* _Challenge_
Write each record again exactly as it stands.

* _Material for this task_
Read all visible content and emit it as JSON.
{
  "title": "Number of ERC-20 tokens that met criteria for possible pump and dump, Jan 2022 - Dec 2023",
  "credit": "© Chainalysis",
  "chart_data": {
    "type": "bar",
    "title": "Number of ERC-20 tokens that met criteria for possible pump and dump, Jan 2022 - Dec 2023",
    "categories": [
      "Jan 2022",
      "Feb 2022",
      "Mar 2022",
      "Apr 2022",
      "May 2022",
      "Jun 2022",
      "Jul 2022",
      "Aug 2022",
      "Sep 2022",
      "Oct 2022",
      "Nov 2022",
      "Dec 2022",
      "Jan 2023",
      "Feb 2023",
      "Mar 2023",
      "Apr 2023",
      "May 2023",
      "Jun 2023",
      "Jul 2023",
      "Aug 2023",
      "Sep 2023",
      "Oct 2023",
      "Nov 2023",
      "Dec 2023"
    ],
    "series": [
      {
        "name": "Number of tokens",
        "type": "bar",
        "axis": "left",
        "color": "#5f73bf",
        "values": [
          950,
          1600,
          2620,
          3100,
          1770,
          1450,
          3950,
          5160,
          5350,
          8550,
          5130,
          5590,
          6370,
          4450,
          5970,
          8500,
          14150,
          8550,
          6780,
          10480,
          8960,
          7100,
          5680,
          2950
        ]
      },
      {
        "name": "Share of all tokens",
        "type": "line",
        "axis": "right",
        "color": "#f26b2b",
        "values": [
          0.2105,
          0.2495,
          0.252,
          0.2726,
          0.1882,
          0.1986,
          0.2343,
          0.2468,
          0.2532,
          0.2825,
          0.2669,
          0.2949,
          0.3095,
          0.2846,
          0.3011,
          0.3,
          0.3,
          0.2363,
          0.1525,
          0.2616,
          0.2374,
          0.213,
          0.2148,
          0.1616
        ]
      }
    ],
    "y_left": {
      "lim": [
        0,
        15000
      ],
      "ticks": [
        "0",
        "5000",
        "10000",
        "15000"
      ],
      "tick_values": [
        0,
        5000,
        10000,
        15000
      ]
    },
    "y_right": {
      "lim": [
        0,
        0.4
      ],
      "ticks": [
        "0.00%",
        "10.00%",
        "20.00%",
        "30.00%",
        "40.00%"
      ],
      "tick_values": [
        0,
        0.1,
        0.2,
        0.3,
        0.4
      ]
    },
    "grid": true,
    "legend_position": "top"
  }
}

* _Answer to this problem_
Read all visible content and emit it as JSON.
{
  "title": "Number of ERC-20 tokens that met criteria for possible pump and dump, Jan 2022 - Dec 2023",
  "credit": "© Chainalysis",
  "chart_data": {
    "type": "bar",
    "title": "Number of ERC-20 tokens that met criteria for possible pump and dump, Jan 2022 - Dec 2023",
    "categories": [
      "Jan 2022",
      "Feb 2022",
      "Mar 2022",
      "Apr 2022",
      "May 2022",
      "Jun 2022",
      "Jul 2022",
      "Aug 2022",
      "Sep 2022",
      "Oct 2022",
      "Nov 2022",
      "Dec 2022",
      "Jan 2023",
      "Feb 2023",
      "Mar 2023",
      "Apr 2023",
      "May 2023",
      "Jun 2023",
      "Jul 2023",
      "Aug 2023",
      "Sep 2023",
      "Oct 2023",
      "Nov 2023",
      "Dec 2023"
    ],
    "series": [
      {
        "name": "Number of tokens",
        "type": "bar",
        "axis": "left",
        "color": "#5f73bf",
        "values": [
          950,
          1600,
          2620,
          3100,
          1770,
          1450,
          3950,
          5160,
          5350,
          8550,
          5130,
          5590,
          6370,
          4450,
          5970,
          8500,
          14150,
          8550,
          6780,
          10480,
          8960,
          7100,
          5680,
          2950
        ]
      },
      {
        "name": "Share of all tokens",
        "type": "line",
        "axis": "right",
        "color": "#f26b2b",
        "values": [
          0.2105,
          0.2495,
          0.252,
          0.2726,
          0.1882,
          0.1986,
          0.2343,
          0.2468,
          0.2532,
          0.2825,
          0.2669,
          0.2949,
          0.3095,
          0.2846,
          0.3011,
          0.3,
          0.3,
          0.2363,
          0.1525,
          0.2616,
          0.2374,
          0.213,
          0.2148,
          0.1616
        ]
      }
    ],
    "y_left": {
      "lim": [
        0,
        15000
      ],
      "ticks": [
        "0",
        "5000",
        "10000",
        "15000"
      ],
      "tick_values": [
        0,
        5000,
        10000,
        15000
      ]
    },
    "y_right": {
      "lim": [
        0,
        0.4
      ],
      "ticks": [
        "0.00%",
        "10.00%",
        "20.00%",
        "30.00%",
        "40.00%"
      ],
      "tick_values": [
        0,
        0.1,
        0.2,
        0.3,
        0.4
      ]
    },
    "grid": true,
    "legend_position": "top"
  }
}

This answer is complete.